■ Objective ■
Below is a block of records. Copy every line in it that contains the word "punto".

■ Information given ■
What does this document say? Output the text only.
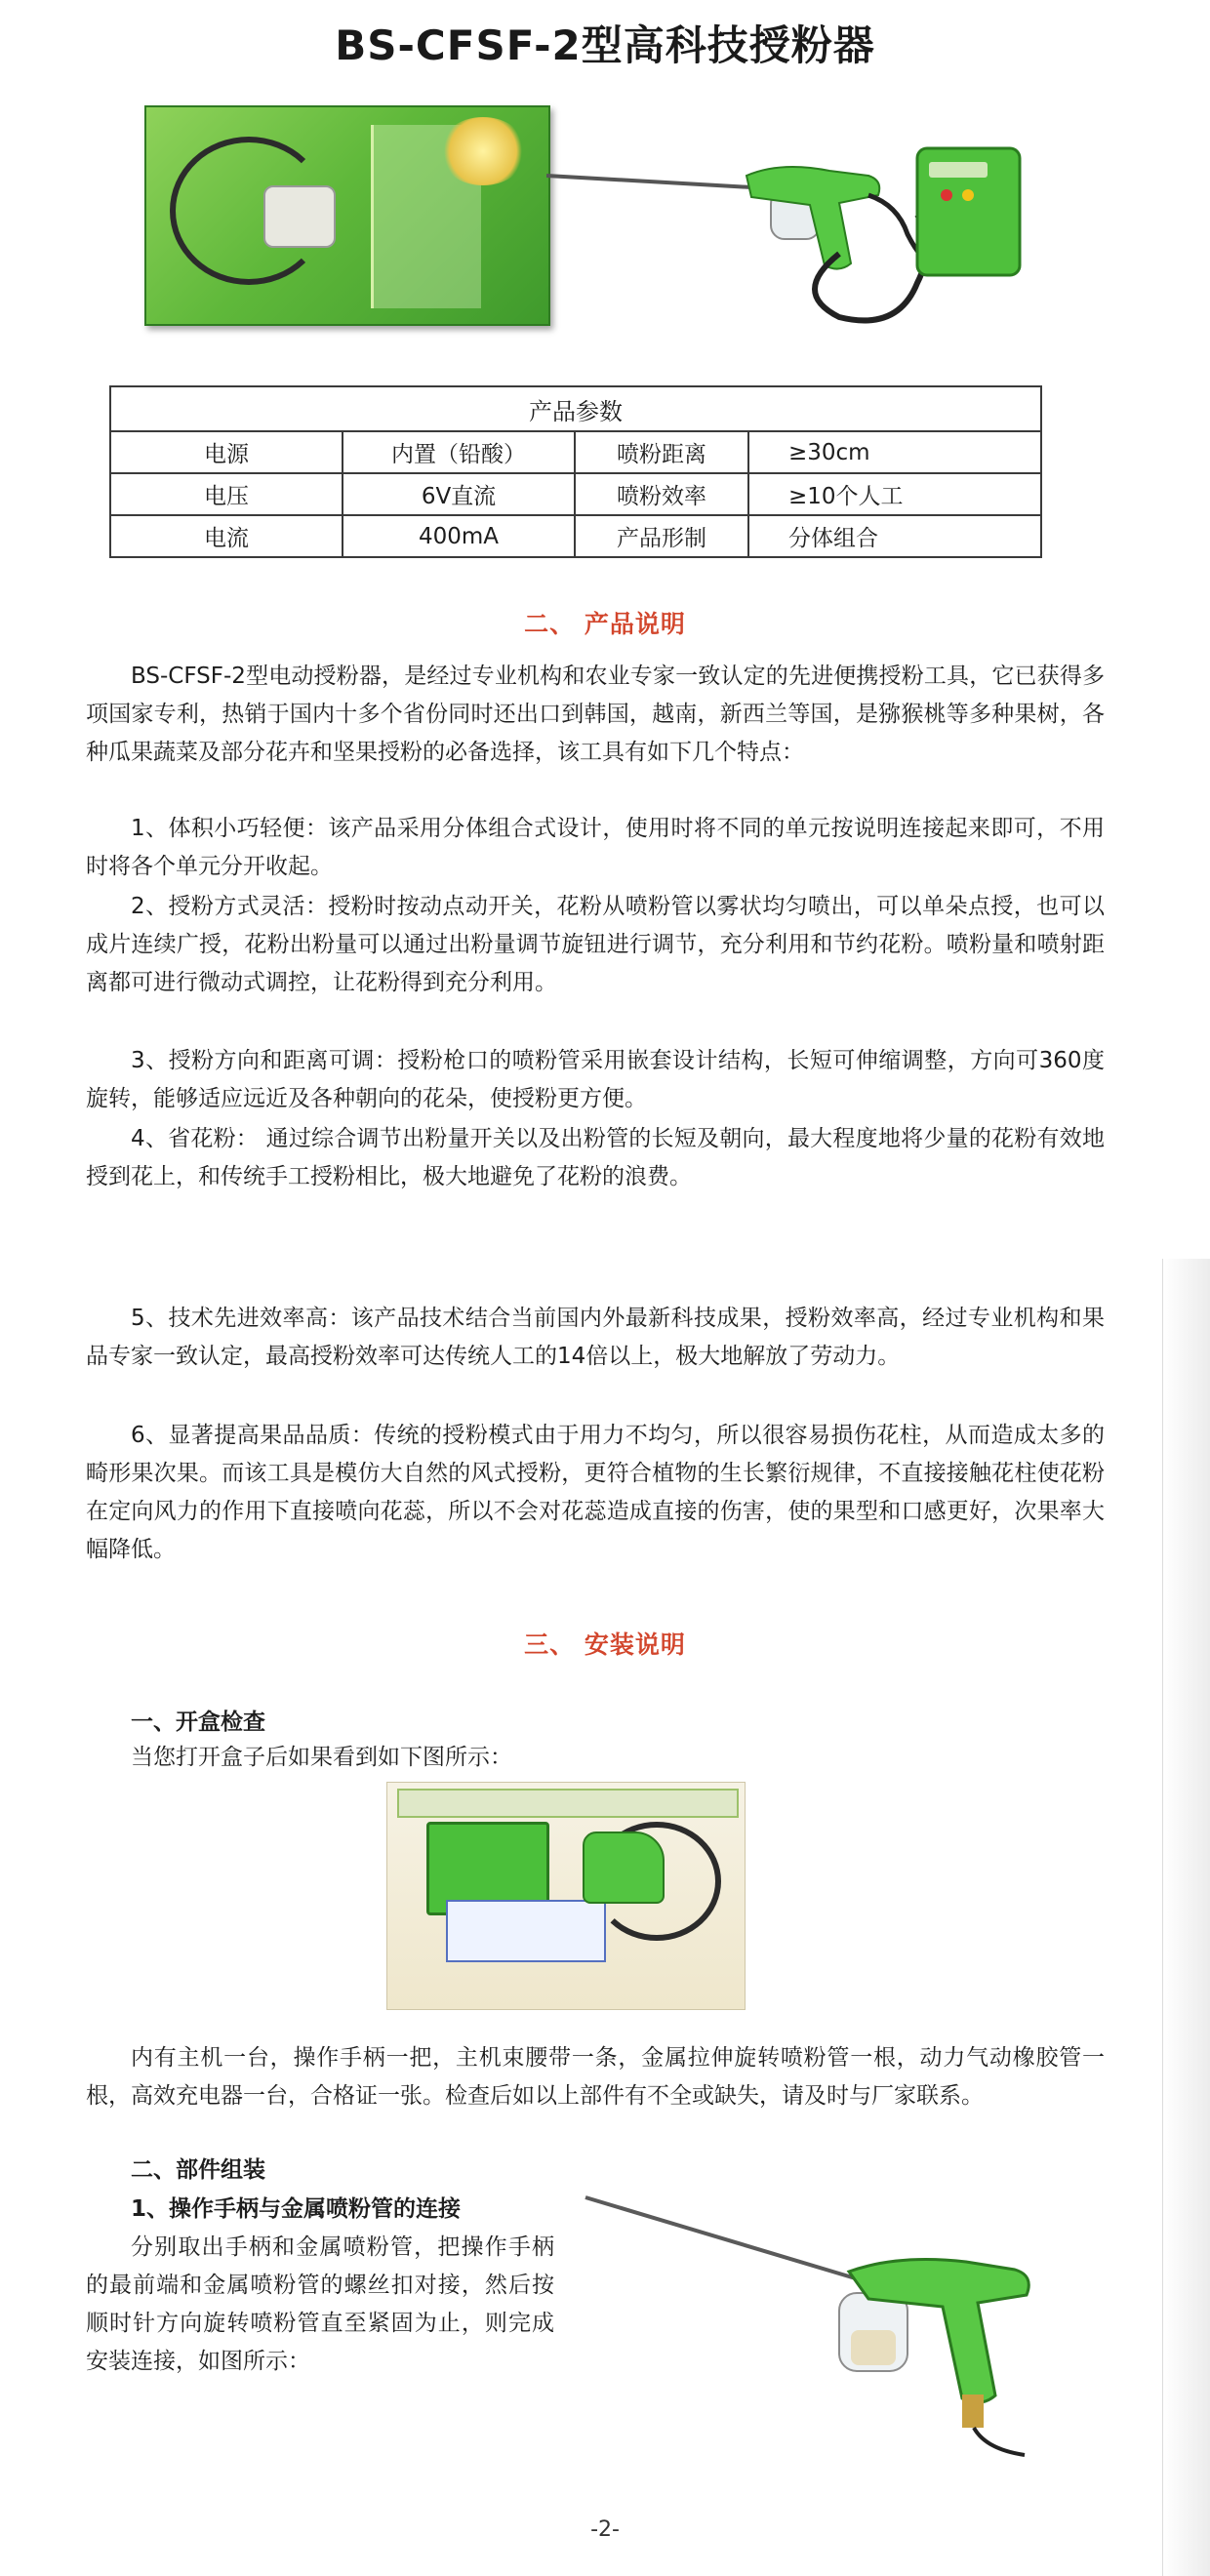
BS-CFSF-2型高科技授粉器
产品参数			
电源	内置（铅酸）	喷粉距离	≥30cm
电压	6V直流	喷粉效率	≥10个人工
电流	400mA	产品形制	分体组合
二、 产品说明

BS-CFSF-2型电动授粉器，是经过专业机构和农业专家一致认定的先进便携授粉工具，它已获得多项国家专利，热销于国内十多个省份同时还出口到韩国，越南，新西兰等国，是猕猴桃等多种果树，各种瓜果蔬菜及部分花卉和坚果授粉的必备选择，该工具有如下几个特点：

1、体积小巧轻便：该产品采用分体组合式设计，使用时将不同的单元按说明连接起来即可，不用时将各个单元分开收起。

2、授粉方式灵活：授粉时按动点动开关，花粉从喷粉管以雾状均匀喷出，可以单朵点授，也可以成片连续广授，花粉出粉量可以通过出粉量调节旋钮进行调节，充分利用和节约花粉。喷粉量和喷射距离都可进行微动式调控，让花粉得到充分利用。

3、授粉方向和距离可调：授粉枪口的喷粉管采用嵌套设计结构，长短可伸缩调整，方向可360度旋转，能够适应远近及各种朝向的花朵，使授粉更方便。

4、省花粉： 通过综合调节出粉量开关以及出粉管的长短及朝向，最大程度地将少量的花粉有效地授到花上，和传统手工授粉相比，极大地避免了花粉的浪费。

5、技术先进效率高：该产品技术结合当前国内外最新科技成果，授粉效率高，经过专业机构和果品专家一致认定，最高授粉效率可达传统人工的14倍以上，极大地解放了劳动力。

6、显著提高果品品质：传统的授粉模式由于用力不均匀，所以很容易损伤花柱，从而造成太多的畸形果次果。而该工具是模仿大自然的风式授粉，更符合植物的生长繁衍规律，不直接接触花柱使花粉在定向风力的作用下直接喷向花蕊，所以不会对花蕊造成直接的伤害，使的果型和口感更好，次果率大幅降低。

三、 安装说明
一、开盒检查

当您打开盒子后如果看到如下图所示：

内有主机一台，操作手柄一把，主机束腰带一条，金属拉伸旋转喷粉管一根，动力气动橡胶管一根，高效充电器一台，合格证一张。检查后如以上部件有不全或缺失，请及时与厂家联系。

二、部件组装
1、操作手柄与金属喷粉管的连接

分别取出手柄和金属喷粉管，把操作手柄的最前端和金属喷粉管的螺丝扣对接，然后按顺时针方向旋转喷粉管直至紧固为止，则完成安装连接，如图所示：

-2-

==

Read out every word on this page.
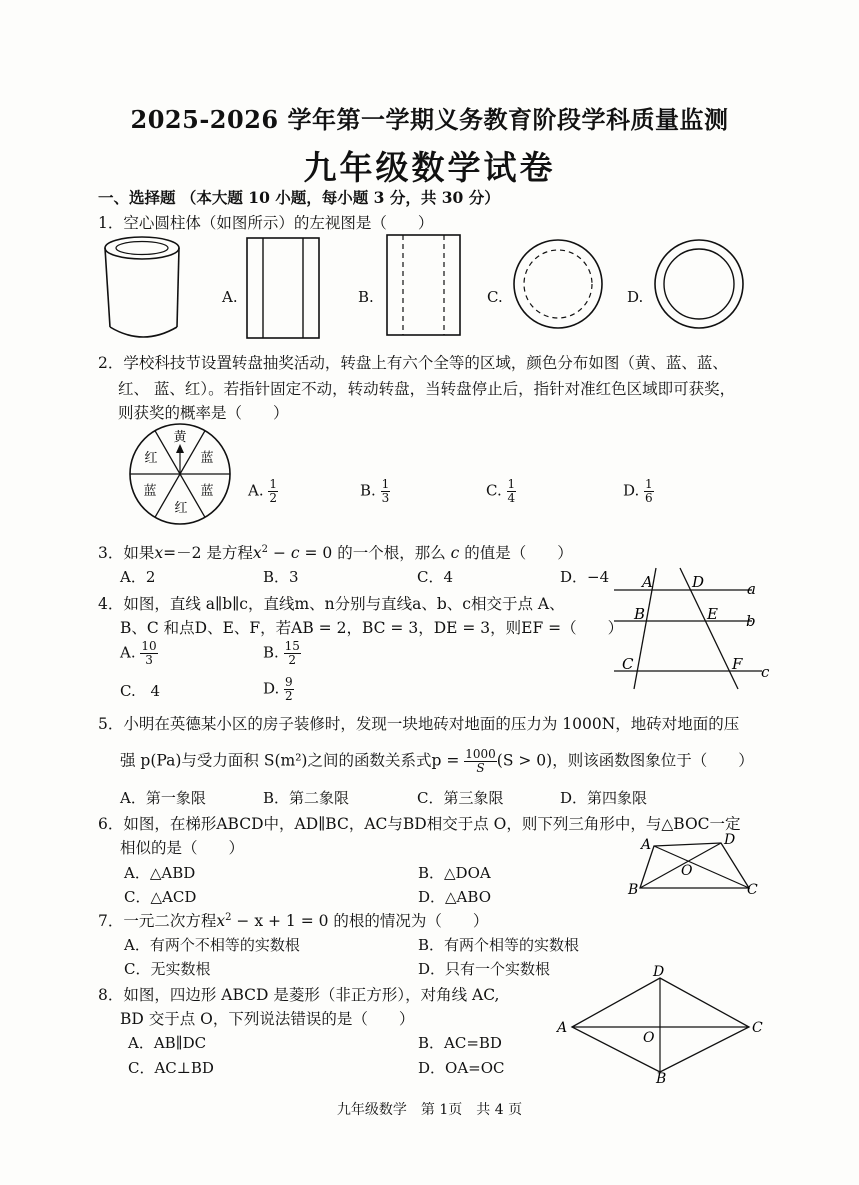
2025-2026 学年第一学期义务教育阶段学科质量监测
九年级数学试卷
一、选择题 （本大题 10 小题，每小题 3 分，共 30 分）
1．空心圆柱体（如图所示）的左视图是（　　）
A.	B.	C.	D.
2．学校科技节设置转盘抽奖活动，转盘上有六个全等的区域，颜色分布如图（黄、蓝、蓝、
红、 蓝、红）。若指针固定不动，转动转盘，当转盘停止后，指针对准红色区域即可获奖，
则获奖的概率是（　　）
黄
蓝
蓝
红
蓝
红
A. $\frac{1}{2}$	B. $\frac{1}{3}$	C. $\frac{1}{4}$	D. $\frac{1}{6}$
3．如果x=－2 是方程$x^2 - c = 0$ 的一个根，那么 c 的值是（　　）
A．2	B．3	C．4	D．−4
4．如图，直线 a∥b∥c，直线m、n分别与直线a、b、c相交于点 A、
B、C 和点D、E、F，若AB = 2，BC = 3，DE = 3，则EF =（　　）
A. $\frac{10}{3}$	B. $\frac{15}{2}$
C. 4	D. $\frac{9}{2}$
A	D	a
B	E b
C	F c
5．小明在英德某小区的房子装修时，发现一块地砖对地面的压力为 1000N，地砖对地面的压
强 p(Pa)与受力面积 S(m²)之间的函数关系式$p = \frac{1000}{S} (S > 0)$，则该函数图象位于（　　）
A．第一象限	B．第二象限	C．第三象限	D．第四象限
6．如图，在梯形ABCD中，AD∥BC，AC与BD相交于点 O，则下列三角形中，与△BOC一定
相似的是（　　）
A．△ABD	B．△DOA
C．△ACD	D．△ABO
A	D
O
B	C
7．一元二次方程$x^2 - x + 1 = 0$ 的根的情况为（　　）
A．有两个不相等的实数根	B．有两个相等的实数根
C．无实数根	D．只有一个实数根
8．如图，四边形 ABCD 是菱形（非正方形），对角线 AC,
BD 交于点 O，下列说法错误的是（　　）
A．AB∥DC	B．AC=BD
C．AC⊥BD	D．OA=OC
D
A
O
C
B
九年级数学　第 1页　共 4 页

---

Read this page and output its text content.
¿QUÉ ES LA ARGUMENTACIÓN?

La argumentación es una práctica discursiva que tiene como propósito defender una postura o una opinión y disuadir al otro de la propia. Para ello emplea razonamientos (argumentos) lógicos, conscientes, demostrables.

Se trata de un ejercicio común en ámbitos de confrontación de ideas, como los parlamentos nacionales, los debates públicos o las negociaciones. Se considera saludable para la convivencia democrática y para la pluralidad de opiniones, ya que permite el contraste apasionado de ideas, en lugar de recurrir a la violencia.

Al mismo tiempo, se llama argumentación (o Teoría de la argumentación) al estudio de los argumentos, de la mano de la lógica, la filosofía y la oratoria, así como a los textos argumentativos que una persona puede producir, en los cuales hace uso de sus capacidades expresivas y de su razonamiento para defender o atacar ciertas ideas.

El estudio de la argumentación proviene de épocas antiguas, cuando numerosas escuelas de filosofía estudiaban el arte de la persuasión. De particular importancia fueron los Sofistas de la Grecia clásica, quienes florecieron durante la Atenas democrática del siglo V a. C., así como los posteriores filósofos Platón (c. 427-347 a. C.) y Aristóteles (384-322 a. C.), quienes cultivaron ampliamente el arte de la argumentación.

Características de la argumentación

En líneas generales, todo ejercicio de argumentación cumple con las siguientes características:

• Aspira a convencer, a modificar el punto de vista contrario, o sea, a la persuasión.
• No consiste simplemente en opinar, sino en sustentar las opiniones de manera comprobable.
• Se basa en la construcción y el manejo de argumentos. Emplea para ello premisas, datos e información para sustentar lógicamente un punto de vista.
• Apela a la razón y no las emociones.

■ The reply ■
• Aspira a convencer, a modificar el punto de vista contrario, o sea, a la persuasión.
• Se basa en la construcción y el manejo de argumentos. Emplea para ello premisas, datos e información para sustentar lógicamente un punto de vista.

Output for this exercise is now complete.